### MATERIAL PROVIDED ###

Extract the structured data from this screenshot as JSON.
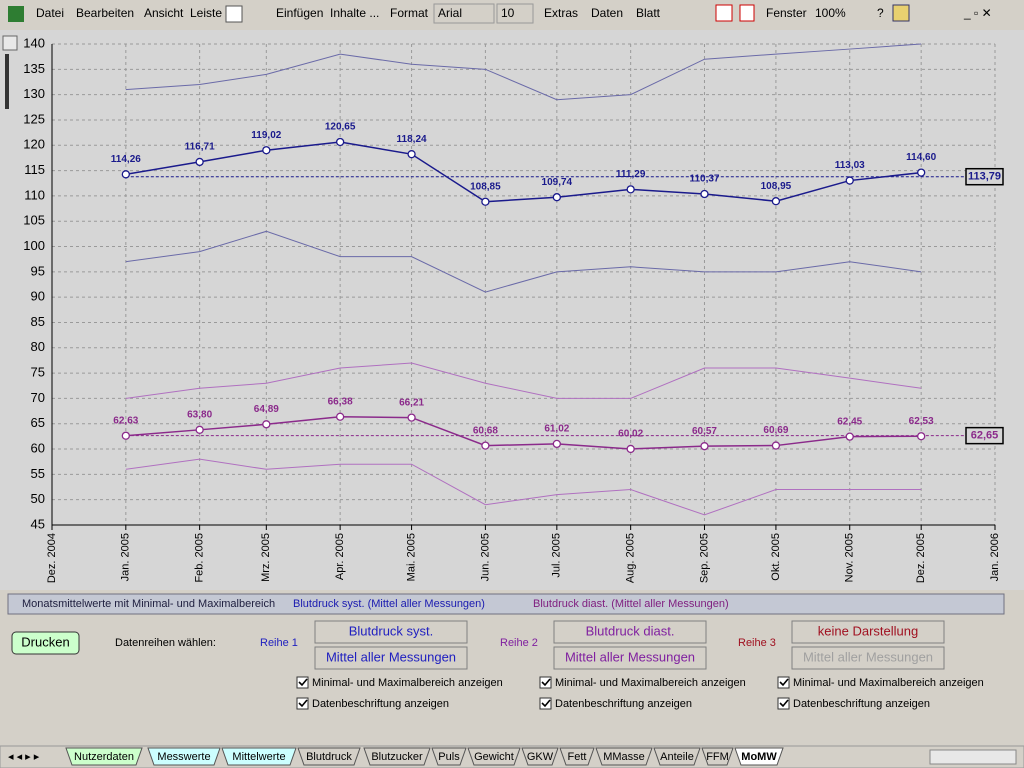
{
  "menu": {
    "items": [
      "Datei",
      "Bearbeiten",
      "Ansicht",
      "Leiste",
      "Einfügen",
      "Inhalte ...",
      "Format",
      "Extras",
      "Daten",
      "Blatt",
      "Fenster",
      "?"
    ],
    "font": "Arial",
    "size": "10",
    "zoom": "100%"
  },
  "chart_data": {
    "type": "line",
    "x": [
      "2005-01",
      "2005-02",
      "2005-03",
      "2005-04",
      "2005-05",
      "2005-06",
      "2005-07",
      "2005-08",
      "2005-09",
      "2005-10",
      "2005-11",
      "2005-12"
    ],
    "xlim": [
      "2004-12",
      "2006-01"
    ],
    "xticks": [
      {
        "value": "2004-12",
        "label": "Dez. 2004"
      },
      {
        "value": "2005-01",
        "label": "Jan. 2005"
      },
      {
        "value": "2005-02",
        "label": "Feb. 2005"
      },
      {
        "value": "2005-03",
        "label": "Mrz. 2005"
      },
      {
        "value": "2005-04",
        "label": "Apr. 2005"
      },
      {
        "value": "2005-05",
        "label": "Mai. 2005"
      },
      {
        "value": "2005-06",
        "label": "Jun. 2005"
      },
      {
        "value": "2005-07",
        "label": "Jul. 2005"
      },
      {
        "value": "2005-08",
        "label": "Aug. 2005"
      },
      {
        "value": "2005-09",
        "label": "Sep. 2005"
      },
      {
        "value": "2005-10",
        "label": "Okt. 2005"
      },
      {
        "value": "2005-11",
        "label": "Nov. 2005"
      },
      {
        "value": "2005-12",
        "label": "Dez. 2005"
      },
      {
        "value": "2006-01",
        "label": "Jan. 2006"
      }
    ],
    "ylim": [
      45,
      140
    ],
    "yticks": [
      45,
      50,
      55,
      60,
      65,
      70,
      75,
      80,
      85,
      90,
      95,
      100,
      105,
      110,
      115,
      120,
      125,
      130,
      135,
      140
    ],
    "grid": true,
    "series": [
      {
        "color": "#6a6aa8",
        "values": [
          131,
          132,
          134,
          138,
          136,
          135,
          129,
          130,
          137,
          138,
          139,
          140
        ]
      },
      {
        "color": "#1a1a8c",
        "markers": true,
        "values": [
          114.26,
          116.71,
          119.02,
          120.65,
          118.24,
          108.85,
          109.74,
          111.29,
          110.37,
          108.95,
          113.03,
          114.6
        ],
        "value_labels": [
          "114,26",
          "116,71",
          "119,02",
          "120,65",
          "118,24",
          "108,85",
          "109,74",
          "111,29",
          "110,37",
          "108,95",
          "113,03",
          "114,60"
        ]
      },
      {
        "color": "#6a6aa8",
        "values": [
          97,
          99,
          103,
          98,
          98,
          91,
          95,
          96,
          95,
          95,
          97,
          95
        ]
      },
      {
        "color": "#b070c0",
        "values": [
          70,
          72,
          73,
          76,
          77,
          73,
          70,
          70,
          76,
          76,
          74,
          72
        ]
      },
      {
        "color": "#8b2a8b",
        "markers": true,
        "values": [
          62.63,
          63.8,
          64.89,
          66.38,
          66.21,
          60.68,
          61.02,
          60.02,
          60.57,
          60.69,
          62.45,
          62.53
        ],
        "value_labels": [
          "62,63",
          "63,80",
          "64,89",
          "66,38",
          "66,21",
          "60,68",
          "61,02",
          "60,02",
          "60,57",
          "60,69",
          "62,45",
          "62,53"
        ]
      },
      {
        "color": "#b070c0",
        "values": [
          56,
          58,
          56,
          57,
          57,
          49,
          51,
          52,
          47,
          52,
          52,
          52
        ]
      }
    ],
    "reference_lines": [
      {
        "value": 113.79,
        "label": "113,79",
        "color": "#1a1a8c"
      },
      {
        "value": 62.65,
        "label": "62,65",
        "color": "#8b2a8b"
      }
    ]
  },
  "legend_bar": [
    {
      "text": "Monatsmittelwerte mit Minimal- und Maximalbereich",
      "color": "#202040"
    },
    {
      "text": "Blutdruck syst. (Mittel aller Messungen)",
      "color": "#1a1ab0"
    },
    {
      "text": "Blutdruck diast. (Mittel aller Messungen)",
      "color": "#802080"
    }
  ],
  "controls": {
    "print": "Drucken",
    "select_label": "Datenreihen wählen:",
    "rows": [
      {
        "label": "Reihe 1",
        "color": "#2020c0",
        "series": "Blutdruck syst.",
        "mode": "Mittel aller Messungen",
        "mode_enabled": true,
        "checks": [
          {
            "text": "Minimal- und Maximalbereich anzeigen",
            "checked": true
          },
          {
            "text": "Datenbeschriftung anzeigen",
            "checked": true
          }
        ]
      },
      {
        "label": "Reihe 2",
        "color": "#8020a0",
        "series": "Blutdruck diast.",
        "mode": "Mittel aller Messungen",
        "mode_enabled": true,
        "checks": [
          {
            "text": "Minimal- und Maximalbereich anzeigen",
            "checked": true
          },
          {
            "text": "Datenbeschriftung anzeigen",
            "checked": true
          }
        ]
      },
      {
        "label": "Reihe 3",
        "color": "#a01020",
        "series": "keine Darstellung",
        "mode": "Mittel aller Messungen",
        "mode_enabled": false,
        "checks": [
          {
            "text": "Minimal- und Maximalbereich anzeigen",
            "checked": true
          },
          {
            "text": "Datenbeschriftung anzeigen",
            "checked": true
          }
        ]
      }
    ]
  },
  "tabs": [
    {
      "name": "Nutzerdaten",
      "color": "#ccffcc"
    },
    {
      "name": "Messwerte",
      "color": "#ccffff"
    },
    {
      "name": "Mittelwerte",
      "color": "#ccffff"
    },
    {
      "name": "Blutdruck",
      "color": "#d4d0c8"
    },
    {
      "name": "Blutzucker",
      "color": "#d4d0c8"
    },
    {
      "name": "Puls",
      "color": "#d4d0c8"
    },
    {
      "name": "Gewicht",
      "color": "#d4d0c8"
    },
    {
      "name": "GKW",
      "color": "#d4d0c8"
    },
    {
      "name": "Fett",
      "color": "#d4d0c8"
    },
    {
      "name": "MMasse",
      "color": "#d4d0c8"
    },
    {
      "name": "Anteile",
      "color": "#d4d0c8"
    },
    {
      "name": "FFM",
      "color": "#d4d0c8"
    },
    {
      "name": "MoMW",
      "color": "#ffffff",
      "active": true
    }
  ]
}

###

*EXERCISE AIM*. Return the listing above in full and without alteration, excluding its pictures.

*FULL OUTPUT*.
Extract the structured data from this screenshot as JSON.
{
  "menu": {
    "items": [
      "Datei",
      "Bearbeiten",
      "Ansicht",
      "Leiste",
      "Einfügen",
      "Inhalte ...",
      "Format",
      "Extras",
      "Daten",
      "Blatt",
      "Fenster",
      "?"
    ],
    "font": "Arial",
    "size": "10",
    "zoom": "100%"
  },
  "chart_data": {
    "type": "line",
    "x": [
      "2005-01",
      "2005-02",
      "2005-03",
      "2005-04",
      "2005-05",
      "2005-06",
      "2005-07",
      "2005-08",
      "2005-09",
      "2005-10",
      "2005-11",
      "2005-12"
    ],
    "xlim": [
      "2004-12",
      "2006-01"
    ],
    "xticks": [
      {
        "value": "2004-12",
        "label": "Dez. 2004"
      },
      {
        "value": "2005-01",
        "label": "Jan. 2005"
      },
      {
        "value": "2005-02",
        "label": "Feb. 2005"
      },
      {
        "value": "2005-03",
        "label": "Mrz. 2005"
      },
      {
        "value": "2005-04",
        "label": "Apr. 2005"
      },
      {
        "value": "2005-05",
        "label": "Mai. 2005"
      },
      {
        "value": "2005-06",
        "label": "Jun. 2005"
      },
      {
        "value": "2005-07",
        "label": "Jul. 2005"
      },
      {
        "value": "2005-08",
        "label": "Aug. 2005"
      },
      {
        "value": "2005-09",
        "label": "Sep. 2005"
      },
      {
        "value": "2005-10",
        "label": "Okt. 2005"
      },
      {
        "value": "2005-11",
        "label": "Nov. 2005"
      },
      {
        "value": "2005-12",
        "label": "Dez. 2005"
      },
      {
        "value": "2006-01",
        "label": "Jan. 2006"
      }
    ],
    "ylim": [
      45,
      140
    ],
    "yticks": [
      45,
      50,
      55,
      60,
      65,
      70,
      75,
      80,
      85,
      90,
      95,
      100,
      105,
      110,
      115,
      120,
      125,
      130,
      135,
      140
    ],
    "grid": true,
    "series": [
      {
        "color": "#6a6aa8",
        "values": [
          131,
          132,
          134,
          138,
          136,
          135,
          129,
          130,
          137,
          138,
          139,
          140
        ]
      },
      {
        "color": "#1a1a8c",
        "markers": true,
        "values": [
          114.26,
          116.71,
          119.02,
          120.65,
          118.24,
          108.85,
          109.74,
          111.29,
          110.37,
          108.95,
          113.03,
          114.6
        ],
        "value_labels": [
          "114,26",
          "116,71",
          "119,02",
          "120,65",
          "118,24",
          "108,85",
          "109,74",
          "111,29",
          "110,37",
          "108,95",
          "113,03",
          "114,60"
        ]
      },
      {
        "color": "#6a6aa8",
        "values": [
          97,
          99,
          103,
          98,
          98,
          91,
          95,
          96,
          95,
          95,
          97,
          95
        ]
      },
      {
        "color": "#b070c0",
        "values": [
          70,
          72,
          73,
          76,
          77,
          73,
          70,
          70,
          76,
          76,
          74,
          72
        ]
      },
      {
        "color": "#8b2a8b",
        "markers": true,
        "values": [
          62.63,
          63.8,
          64.89,
          66.38,
          66.21,
          60.68,
          61.02,
          60.02,
          60.57,
          60.69,
          62.45,
          62.53
        ],
        "value_labels": [
          "62,63",
          "63,80",
          "64,89",
          "66,38",
          "66,21",
          "60,68",
          "61,02",
          "60,02",
          "60,57",
          "60,69",
          "62,45",
          "62,53"
        ]
      },
      {
        "color": "#b070c0",
        "values": [
          56,
          58,
          56,
          57,
          57,
          49,
          51,
          52,
          47,
          52,
          52,
          52
        ]
      }
    ],
    "reference_lines": [
      {
        "value": 113.79,
        "label": "113,79",
        "color": "#1a1a8c"
      },
      {
        "value": 62.65,
        "label": "62,65",
        "color": "#8b2a8b"
      }
    ]
  },
  "legend_bar": [
    {
      "text": "Monatsmittelwerte mit Minimal- und Maximalbereich",
      "color": "#202040"
    },
    {
      "text": "Blutdruck syst. (Mittel aller Messungen)",
      "color": "#1a1ab0"
    },
    {
      "text": "Blutdruck diast. (Mittel aller Messungen)",
      "color": "#802080"
    }
  ],
  "controls": {
    "print": "Drucken",
    "select_label": "Datenreihen wählen:",
    "rows": [
      {
        "label": "Reihe 1",
        "color": "#2020c0",
        "series": "Blutdruck syst.",
        "mode": "Mittel aller Messungen",
        "mode_enabled": true,
        "checks": [
          {
            "text": "Minimal- und Maximalbereich anzeigen",
            "checked": true
          },
          {
            "text": "Datenbeschriftung anzeigen",
            "checked": true
          }
        ]
      },
      {
        "label": "Reihe 2",
        "color": "#8020a0",
        "series": "Blutdruck diast.",
        "mode": "Mittel aller Messungen",
        "mode_enabled": true,
        "checks": [
          {
            "text": "Minimal- und Maximalbereich anzeigen",
            "checked": true
          },
          {
            "text": "Datenbeschriftung anzeigen",
            "checked": true
          }
        ]
      },
      {
        "label": "Reihe 3",
        "color": "#a01020",
        "series": "keine Darstellung",
        "mode": "Mittel aller Messungen",
        "mode_enabled": false,
        "checks": [
          {
            "text": "Minimal- und Maximalbereich anzeigen",
            "checked": true
          },
          {
            "text": "Datenbeschriftung anzeigen",
            "checked": true
          }
        ]
      }
    ]
  },
  "tabs": [
    {
      "name": "Nutzerdaten",
      "color": "#ccffcc"
    },
    {
      "name": "Messwerte",
      "color": "#ccffff"
    },
    {
      "name": "Mittelwerte",
      "color": "#ccffff"
    },
    {
      "name": "Blutdruck",
      "color": "#d4d0c8"
    },
    {
      "name": "Blutzucker",
      "color": "#d4d0c8"
    },
    {
      "name": "Puls",
      "color": "#d4d0c8"
    },
    {
      "name": "Gewicht",
      "color": "#d4d0c8"
    },
    {
      "name": "GKW",
      "color": "#d4d0c8"
    },
    {
      "name": "Fett",
      "color": "#d4d0c8"
    },
    {
      "name": "MMasse",
      "color": "#d4d0c8"
    },
    {
      "name": "Anteile",
      "color": "#d4d0c8"
    },
    {
      "name": "FFM",
      "color": "#d4d0c8"
    },
    {
      "name": "MoMW",
      "color": "#ffffff",
      "active": true
    }
  ]
}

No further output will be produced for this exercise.